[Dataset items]
====================

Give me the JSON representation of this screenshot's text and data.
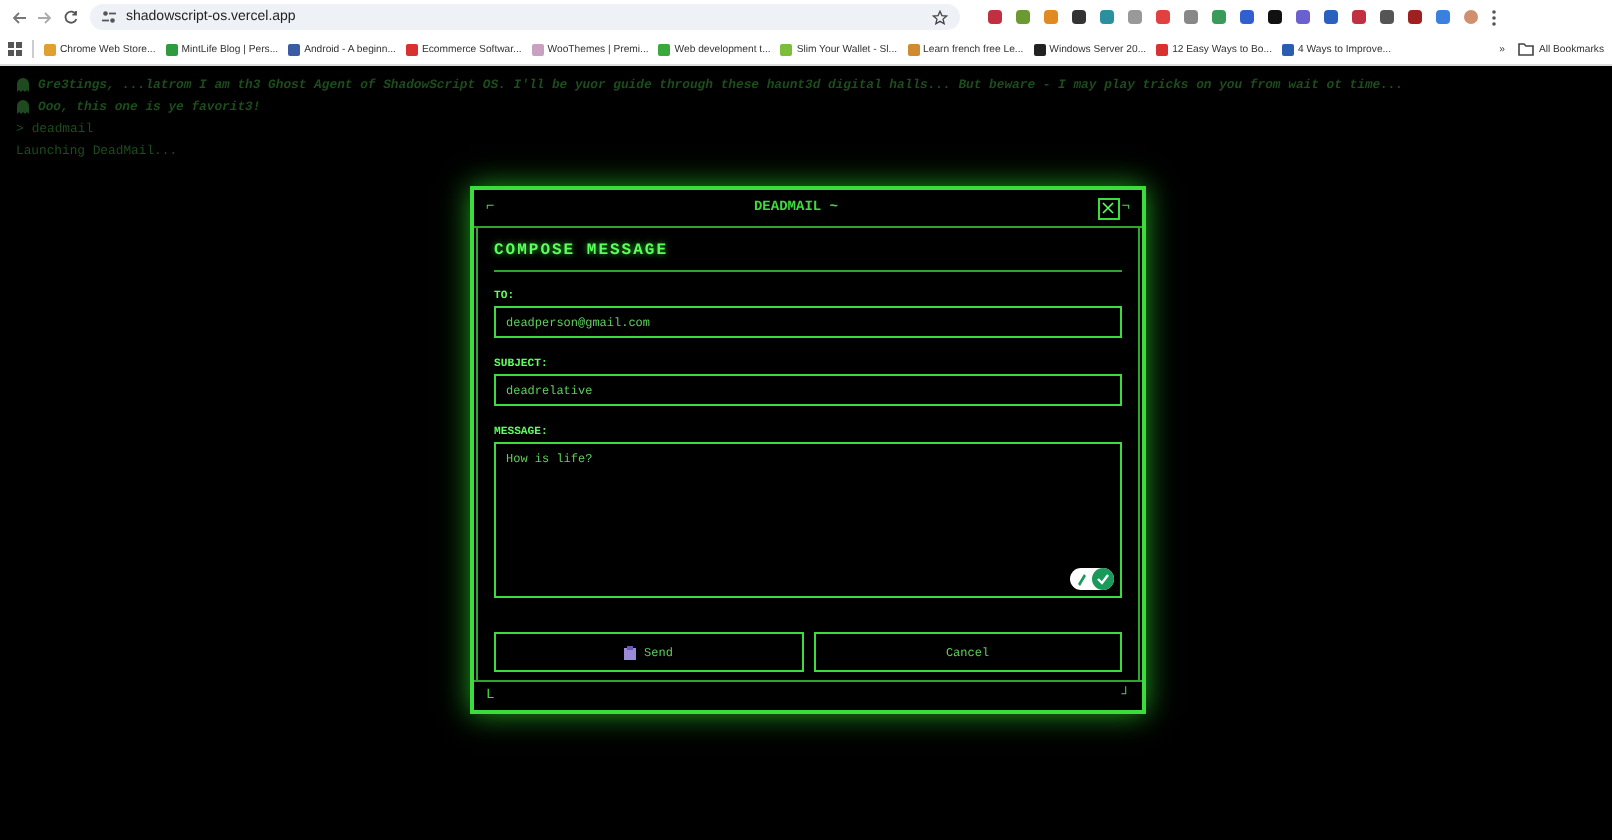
{
  "browser": {
    "url": "shadowscript-os.vercel.app",
    "bookmarks": [
      {
        "label": "Chrome Web Store...",
        "color": "#e0a030"
      },
      {
        "label": "MintLife Blog | Pers...",
        "color": "#2e9b3e"
      },
      {
        "label": "Android - A beginn...",
        "color": "#3b5ba5"
      },
      {
        "label": "Ecommerce Softwar...",
        "color": "#d93030"
      },
      {
        "label": "WooThemes | Premi...",
        "color": "#c9a0c0"
      },
      {
        "label": "Web development t...",
        "color": "#3aa83a"
      },
      {
        "label": "Slim Your Wallet - Sl...",
        "color": "#7cbd3a"
      },
      {
        "label": "Learn french free Le...",
        "color": "#d08a30"
      },
      {
        "label": "Windows Server 20...",
        "color": "#222222"
      },
      {
        "label": "12 Easy Ways to Bo...",
        "color": "#d93030"
      },
      {
        "label": "4 Ways to Improve...",
        "color": "#2a5db0"
      }
    ],
    "more": "»",
    "all_bookmarks": "All Bookmarks"
  },
  "terminal": {
    "lines": [
      {
        "kind": "ghost",
        "text": "Gre3tings, ...latrom I am th3 Ghost Agent of ShadowScript OS. I'll be yuor guide through these haunt3d digital halls... But beware - I may play tricks on you from wait ot time..."
      },
      {
        "kind": "ghost",
        "text": "Ooo, this one is ye favorit3!"
      },
      {
        "kind": "command",
        "prompt": ">",
        "text": "deadmail"
      },
      {
        "kind": "output",
        "text": "Launching DeadMail..."
      }
    ]
  },
  "dialog": {
    "title": "DEADMAIL ~",
    "corner_top_left": "⌐",
    "corner_top_right": "¬",
    "corner_bottom_left": "L",
    "corner_bottom_right": "┘",
    "heading": "COMPOSE MESSAGE",
    "to": {
      "label": "TO:",
      "value": "deadperson@gmail.com"
    },
    "subject": {
      "label": "SUBJECT:",
      "value": "deadrelative"
    },
    "message": {
      "label": "MESSAGE:",
      "value": "How is life?"
    },
    "buttons": [
      {
        "kind": "send",
        "label": "Send"
      },
      {
        "kind": "cancel",
        "label": "Cancel"
      }
    ]
  }
}
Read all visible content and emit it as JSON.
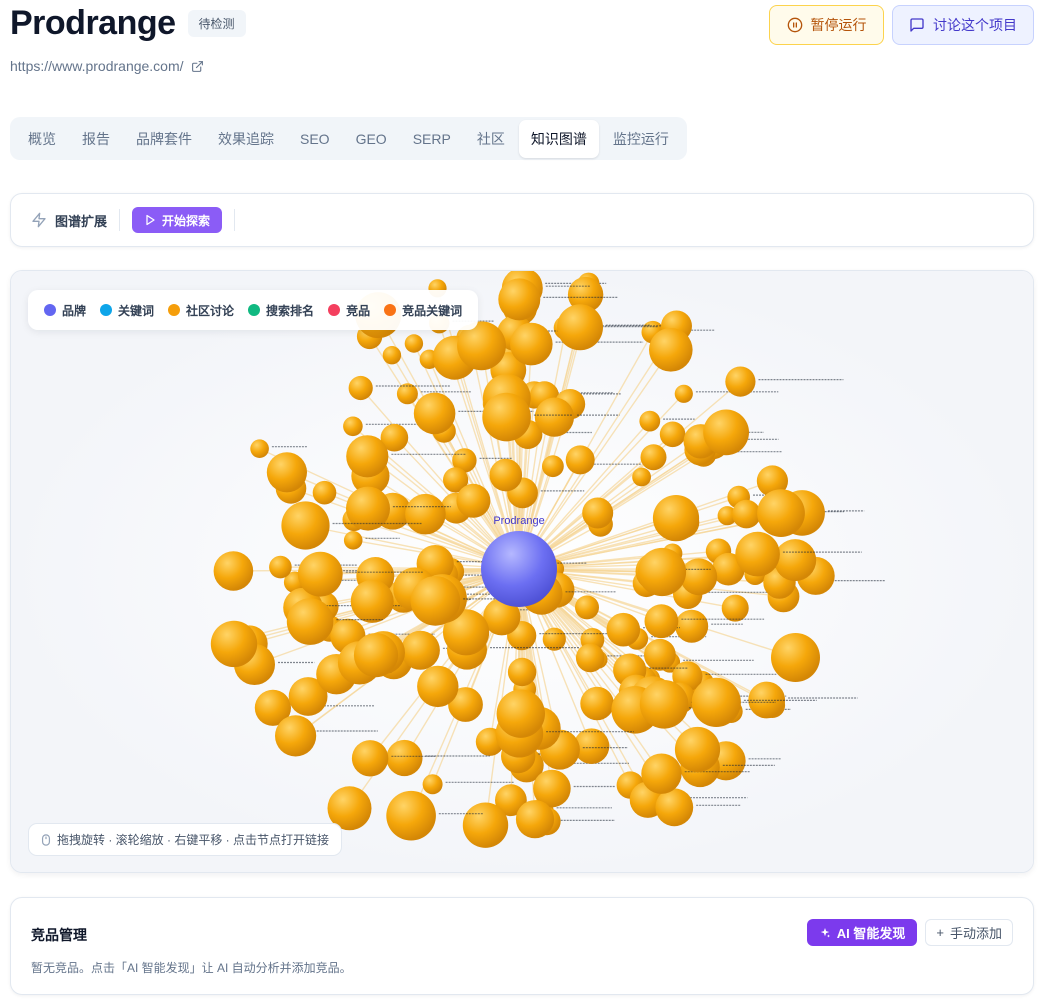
{
  "header": {
    "title": "Prodrange",
    "status": "待检测",
    "url": "https://www.prodrange.com/",
    "pause_label": "暂停运行",
    "discuss_label": "讨论这个项目"
  },
  "tabs": [
    {
      "label": "概览",
      "active": false
    },
    {
      "label": "报告",
      "active": false
    },
    {
      "label": "品牌套件",
      "active": false
    },
    {
      "label": "效果追踪",
      "active": false
    },
    {
      "label": "SEO",
      "active": false
    },
    {
      "label": "GEO",
      "active": false
    },
    {
      "label": "SERP",
      "active": false
    },
    {
      "label": "社区",
      "active": false
    },
    {
      "label": "知识图谱",
      "active": true
    },
    {
      "label": "监控运行",
      "active": false
    }
  ],
  "expand": {
    "label": "图谱扩展",
    "explore_label": "开始探索"
  },
  "graph": {
    "legend": [
      {
        "label": "品牌",
        "color": "#6366f1"
      },
      {
        "label": "关键词",
        "color": "#0ea5e9"
      },
      {
        "label": "社区讨论",
        "color": "#f59e0b"
      },
      {
        "label": "搜索排名",
        "color": "#10b981"
      },
      {
        "label": "竞品",
        "color": "#f43f5e"
      },
      {
        "label": "竞品关键词",
        "color": "#f97316"
      }
    ],
    "center_label": "Prodrange",
    "node_color": "#f59e0b",
    "center_color": "#6366f1",
    "hint": "拖拽旋转 · 滚轮缩放 · 右键平移 · 点击节点打开链接"
  },
  "competitors": {
    "title": "竞品管理",
    "ai_label": "AI 智能发现",
    "manual_label": "手动添加",
    "empty_text": "暂无竞品。点击「AI 智能发现」让 AI 自动分析并添加竞品。"
  }
}
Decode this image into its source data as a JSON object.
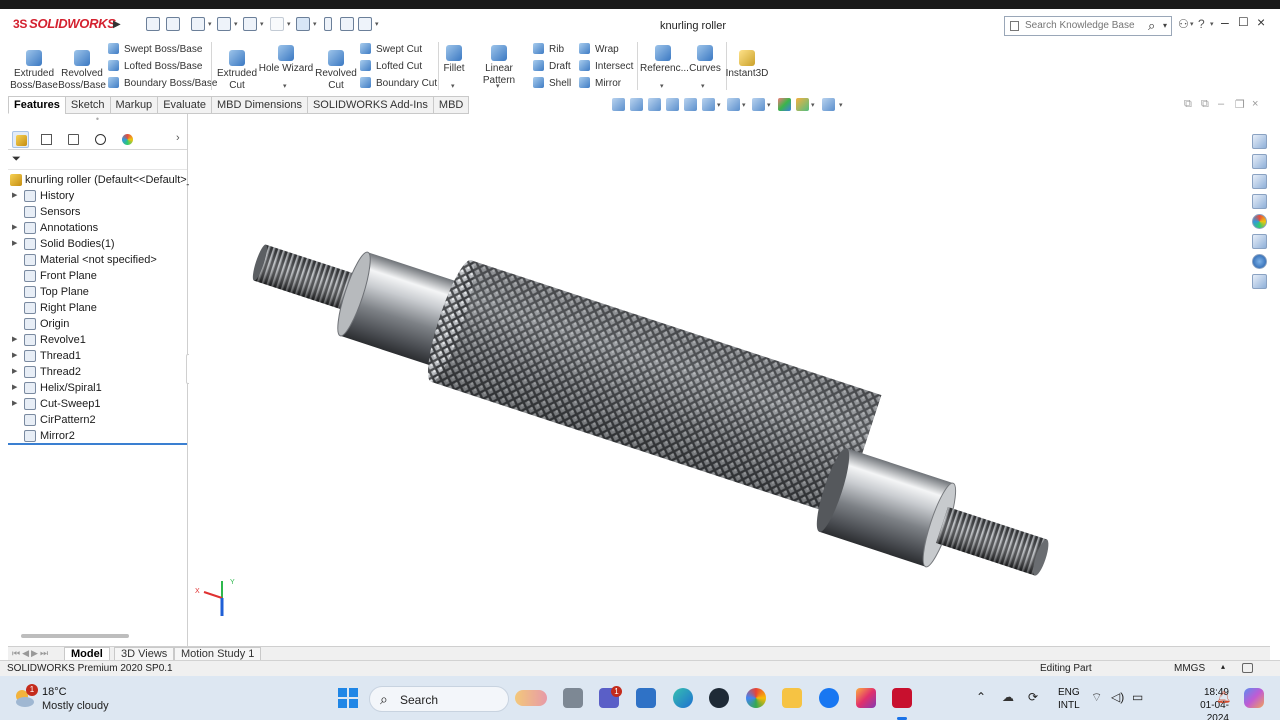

====================

- **Objective**: Reproduce all of the entries word for word, skipping any pictures they hold.

- **Response**:
Give me the JSON representation of this screenshot's text and data.
{
  "browser": {
    "url": "shadowscript-os.vercel.app",
    "bookmarks": [
      {
        "label": "Chrome Web Store...",
        "color": "#e0a030"
      },
      {
        "label": "MintLife Blog | Pers...",
        "color": "#2e9b3e"
      },
      {
        "label": "Android - A beginn...",
        "color": "#3b5ba5"
      },
      {
        "label": "Ecommerce Softwar...",
        "color": "#d93030"
      },
      {
        "label": "WooThemes | Premi...",
        "color": "#c9a0c0"
      },
      {
        "label": "Web development t...",
        "color": "#3aa83a"
      },
      {
        "label": "Slim Your Wallet - Sl...",
        "color": "#7cbd3a"
      },
      {
        "label": "Learn french free Le...",
        "color": "#d08a30"
      },
      {
        "label": "Windows Server 20...",
        "color": "#222222"
      },
      {
        "label": "12 Easy Ways to Bo...",
        "color": "#d93030"
      },
      {
        "label": "4 Ways to Improve...",
        "color": "#2a5db0"
      }
    ],
    "more": "»",
    "all_bookmarks": "All Bookmarks"
  },
  "terminal": {
    "lines": [
      {
        "kind": "ghost",
        "text": "Gre3tings, ...latrom I am th3 Ghost Agent of ShadowScript OS. I'll be yuor guide through these haunt3d digital halls... But beware - I may play tricks on you from wait ot time..."
      },
      {
        "kind": "ghost",
        "text": "Ooo, this one is ye favorit3!"
      },
      {
        "kind": "command",
        "prompt": ">",
        "text": "deadmail"
      },
      {
        "kind": "output",
        "text": "Launching DeadMail..."
      }
    ]
  },
  "dialog": {
    "title": "DEADMAIL ~",
    "corner_top_left": "⌐",
    "corner_top_right": "¬",
    "corner_bottom_left": "L",
    "corner_bottom_right": "┘",
    "heading": "COMPOSE MESSAGE",
    "to": {
      "label": "TO:",
      "value": "deadperson@gmail.com"
    },
    "subject": {
      "label": "SUBJECT:",
      "value": "deadrelative"
    },
    "message": {
      "label": "MESSAGE:",
      "value": "How is life?"
    },
    "buttons": [
      {
        "kind": "send",
        "label": "Send"
      },
      {
        "kind": "cancel",
        "label": "Cancel"
      }
    ]
  }
}
Read all visible content and emit it as JSON.
{
  "header": {
    "title": "Prodrange",
    "status": "待检测",
    "url": "https://www.prodrange.com/",
    "pause_label": "暂停运行",
    "discuss_label": "讨论这个项目"
  },
  "tabs": [
    {
      "label": "概览",
      "active": false
    },
    {
      "label": "报告",
      "active": false
    },
    {
      "label": "品牌套件",
      "active": false
    },
    {
      "label": "效果追踪",
      "active": false
    },
    {
      "label": "SEO",
      "active": false
    },
    {
      "label": "GEO",
      "active": false
    },
    {
      "label": "SERP",
      "active": false
    },
    {
      "label": "社区",
      "active": false
    },
    {
      "label": "知识图谱",
      "active": true
    },
    {
      "label": "监控运行",
      "active": false
    }
  ],
  "expand": {
    "label": "图谱扩展",
    "explore_label": "开始探索"
  },
  "graph": {
    "legend": [
      {
        "label": "品牌",
        "color": "#6366f1"
      },
      {
        "label": "关键词",
        "color": "#0ea5e9"
      },
      {
        "label": "社区讨论",
        "color": "#f59e0b"
      },
      {
        "label": "搜索排名",
        "color": "#10b981"
      },
      {
        "label": "竞品",
        "color": "#f43f5e"
      },
      {
        "label": "竞品关键词",
        "color": "#f97316"
      }
    ],
    "center_label": "Prodrange",
    "node_color": "#f59e0b",
    "center_color": "#6366f1",
    "hint": "拖拽旋转 · 滚轮缩放 · 右键平移 · 点击节点打开链接"
  },
  "competitors": {
    "title": "竞品管理",
    "ai_label": "AI 智能发现",
    "manual_label": "手动添加",
    "empty_text": "暂无竞品。点击「AI 智能发现」让 AI 自动分析并添加竞品。"
  }
}
Decode this image into its source data as a JSON object.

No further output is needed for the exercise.